#### Source text
[start]

On Wed, Aug 13, 2025, Maxim Levitsky wrote:
> Fix a semi theoretical race condition in reading of page_ready_pending
> in kvm_arch_async_page_present_queued.

This needs to explain what can actually go wrong if the race is "hit".  After
staring at all of this for far, far too long, I'm 99.9% confident the race is
benign.

If the worker "incorrectly" sees pageready_pending as %false, then the result
is simply a spurious kick, and that spurious kick is all but guaranteed to be a
nop since if kvm_arch_async_page_present() is setting the flag, then (a) the
vCPU isn't blocking and (b) isn't IN_GUEST_MODE and thus won't be IPI'd.

If the worker incorrectly sees pageready_pending as %true, then the vCPU has
*just* written MSR_KVM_ASYNC_PF_ACK, and is guaranteed to observe and process
KVM_REQ_APF_READY before re-entering the guest, and the sole purpose of the kick
is to ensure the request is processed.

> Only trust the value of page_ready_pending if the guest is about to
> enter guest mode (vcpu->mode).

This is misleading, e.g. IN_GUEST_MODE can be true if the vCPU just *exited*.
All IN_GUEST_MODE says is that the vCPU task is somewhere in KVM's inner run loop.

> To achieve this, read the vcpu->mode using smp_load_acquire which is
> paired with smp_store_release in vcpu_enter_guest.

[end]

#### Problems
[1] According to the mailing-list reply on the page_ready_pending race, what is the only thing IN_GUEST_MODE says about the vCPU task?
[2] Write the next few paragraphs of the mailing-list reply on the page_ready_pending race, picking up after its final quoted line.

#### Data
[start]

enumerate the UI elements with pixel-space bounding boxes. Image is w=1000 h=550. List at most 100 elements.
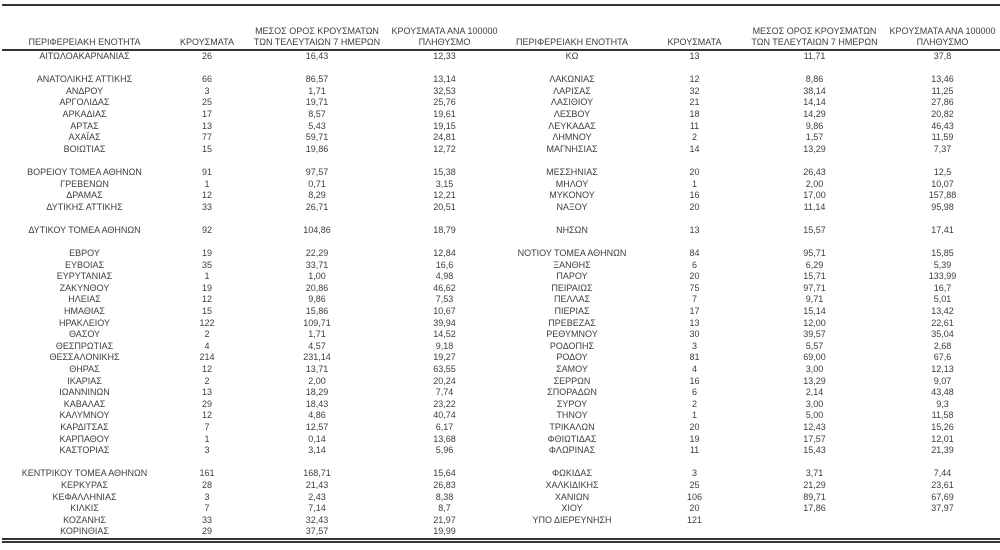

[end]

#### Final results
[1] That the vCPU task is somewhere in KVM's inner run loop.

[2]
> 
> Then only if vcpu_mode is IN_GUEST_MODE, trust the value of the
> page_ready_pending because it was written before and therefore its correct
> value is visible.
> 
> Also if the above mentioned check is true, avoid raising the request
> on the target vCPU.

Why?  At worst, a dangling KVM_REQ_APF_READY will cause KVM to bail from the
fastpath when it's not strictly necessary to do so.  On the other hand, a missing
request could hang the guest.  So I don't see any reason to try and be super
precise when setting KVM_REQ_APF_READY.

> Signed-off-by: Maxim Levitsky <mlevitsk@redhat.com>
> ---
>  arch/x86/kvm/x86.c | 9 +++++++--
>  1 file changed, 7 insertions(+), 2 deletions(-)
> 
> diff --git a/arch/x86/kvm/x86.c b/arch/x86/kvm/x86.c
> index 9018d56b4b0a..3d45a4cd08a4 100644
> --- a/arch/x86/kvm/x86.c
> +++ b/arch/x86/kvm/x86.c
> @@ -13459,9 +13459,14 @@ void kvm_arch_async_page_present(struct kvm_vcpu *vcpu,
>  
>  void kvm_arch_async_page_present_queued(struct kvm_vcpu *vcpu)
>  {
> -	kvm_make_request(KVM_REQ_APF_READY, vcpu);
> -	if (!vcpu->arch.apf.pageready_pending)
> +	/* Pairs with smp_store_release in vcpu_enter_guest. */
> +	bool in_guest_mode = (smp_load_acquire(&vcpu->mode) == IN_GUEST_MODE);

In terms of arch.apf.pageready_pending being modified, it's not IN_GUEST_MODE
that's special, it's OUTSIDE_GUEST_MODE that's special, because that's the only
time the task that hold vcpu->mutex can clear pageready_pending.

> +	bool page_ready_pending = READ_ONCE(vcpu->arch.apf.pageready_pending);

This should be paired with WRITE_ONCE() on the vCPU.

> +
> +	if (!in_guest_mode || !page_ready_pending) {
> +		kvm_make_request(KVM_REQ_APF_READY, vcpu);
>  		kvm_vcpu_kick(vcpu);
> +	}

Given that the race is guaranteed to be bening (assuming my analysis is correct),
I definitely think there should be a comment here explaining that pageready_pending
is "technically unstable".  Otherwise, it takes a lot of staring to understand
what this code is actually doing.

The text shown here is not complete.